• _WHAT THE EXERCISE ASKS_
Examine each line of the data. Copy those that contain the string "ylabel".

Records excerpted from a collection:
/---

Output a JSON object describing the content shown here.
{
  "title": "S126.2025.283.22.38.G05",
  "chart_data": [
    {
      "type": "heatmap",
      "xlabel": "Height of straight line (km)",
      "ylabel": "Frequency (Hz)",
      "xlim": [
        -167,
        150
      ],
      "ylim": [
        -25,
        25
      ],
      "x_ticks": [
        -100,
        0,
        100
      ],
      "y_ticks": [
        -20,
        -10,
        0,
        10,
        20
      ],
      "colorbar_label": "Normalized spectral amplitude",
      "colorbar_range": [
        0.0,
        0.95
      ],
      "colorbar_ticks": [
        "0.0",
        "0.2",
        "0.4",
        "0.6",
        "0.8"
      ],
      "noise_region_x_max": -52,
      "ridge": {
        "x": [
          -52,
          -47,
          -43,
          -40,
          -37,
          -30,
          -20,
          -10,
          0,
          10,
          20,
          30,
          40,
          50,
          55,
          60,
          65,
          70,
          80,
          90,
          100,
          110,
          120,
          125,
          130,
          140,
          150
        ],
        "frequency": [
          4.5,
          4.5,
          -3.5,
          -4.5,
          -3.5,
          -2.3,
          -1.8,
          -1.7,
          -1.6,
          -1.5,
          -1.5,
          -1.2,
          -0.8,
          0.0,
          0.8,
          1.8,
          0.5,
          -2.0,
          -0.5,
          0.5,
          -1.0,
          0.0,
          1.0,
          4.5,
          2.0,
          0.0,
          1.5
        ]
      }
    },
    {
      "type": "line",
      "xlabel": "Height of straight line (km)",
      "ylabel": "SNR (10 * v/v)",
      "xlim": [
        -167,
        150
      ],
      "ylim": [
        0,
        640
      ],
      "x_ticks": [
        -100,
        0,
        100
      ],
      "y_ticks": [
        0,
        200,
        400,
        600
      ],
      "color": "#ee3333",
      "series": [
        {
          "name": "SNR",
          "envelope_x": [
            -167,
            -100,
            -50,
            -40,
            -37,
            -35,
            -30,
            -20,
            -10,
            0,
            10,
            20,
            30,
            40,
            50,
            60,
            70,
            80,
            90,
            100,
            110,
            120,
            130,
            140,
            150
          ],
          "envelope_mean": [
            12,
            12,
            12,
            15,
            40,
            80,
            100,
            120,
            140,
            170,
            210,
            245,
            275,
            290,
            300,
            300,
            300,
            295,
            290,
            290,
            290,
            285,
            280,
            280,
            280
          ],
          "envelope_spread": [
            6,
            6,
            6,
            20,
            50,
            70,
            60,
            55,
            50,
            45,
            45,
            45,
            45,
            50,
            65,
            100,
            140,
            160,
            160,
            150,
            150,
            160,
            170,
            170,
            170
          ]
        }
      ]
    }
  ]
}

\---
/---

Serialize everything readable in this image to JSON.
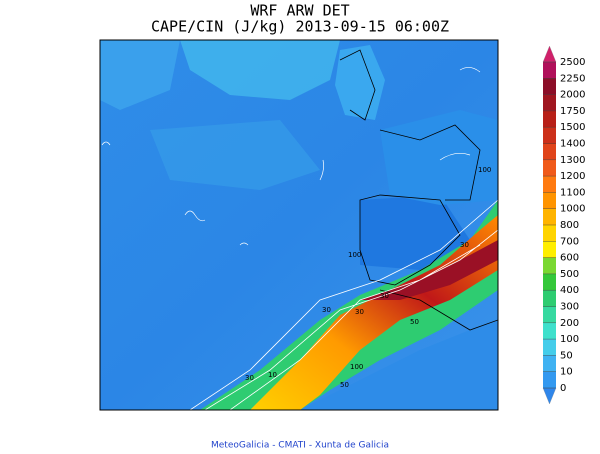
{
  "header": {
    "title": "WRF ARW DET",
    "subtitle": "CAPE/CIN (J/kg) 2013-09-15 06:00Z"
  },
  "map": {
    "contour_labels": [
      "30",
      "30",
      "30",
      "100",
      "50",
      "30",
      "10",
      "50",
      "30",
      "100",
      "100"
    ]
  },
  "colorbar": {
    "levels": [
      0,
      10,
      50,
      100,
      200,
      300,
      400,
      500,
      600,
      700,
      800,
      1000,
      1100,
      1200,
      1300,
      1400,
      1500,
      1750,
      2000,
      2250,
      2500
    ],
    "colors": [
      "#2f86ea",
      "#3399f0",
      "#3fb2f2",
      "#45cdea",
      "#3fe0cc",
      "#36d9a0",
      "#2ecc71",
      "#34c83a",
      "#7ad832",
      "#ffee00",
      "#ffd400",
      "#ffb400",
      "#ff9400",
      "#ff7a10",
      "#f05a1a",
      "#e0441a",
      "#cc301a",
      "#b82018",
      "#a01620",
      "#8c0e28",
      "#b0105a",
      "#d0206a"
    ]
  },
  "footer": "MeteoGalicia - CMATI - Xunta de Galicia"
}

\---

• _RESULT_
      "ylabel": "Frequency (Hz)",
      "ylabel": "SNR (10 * v/v)",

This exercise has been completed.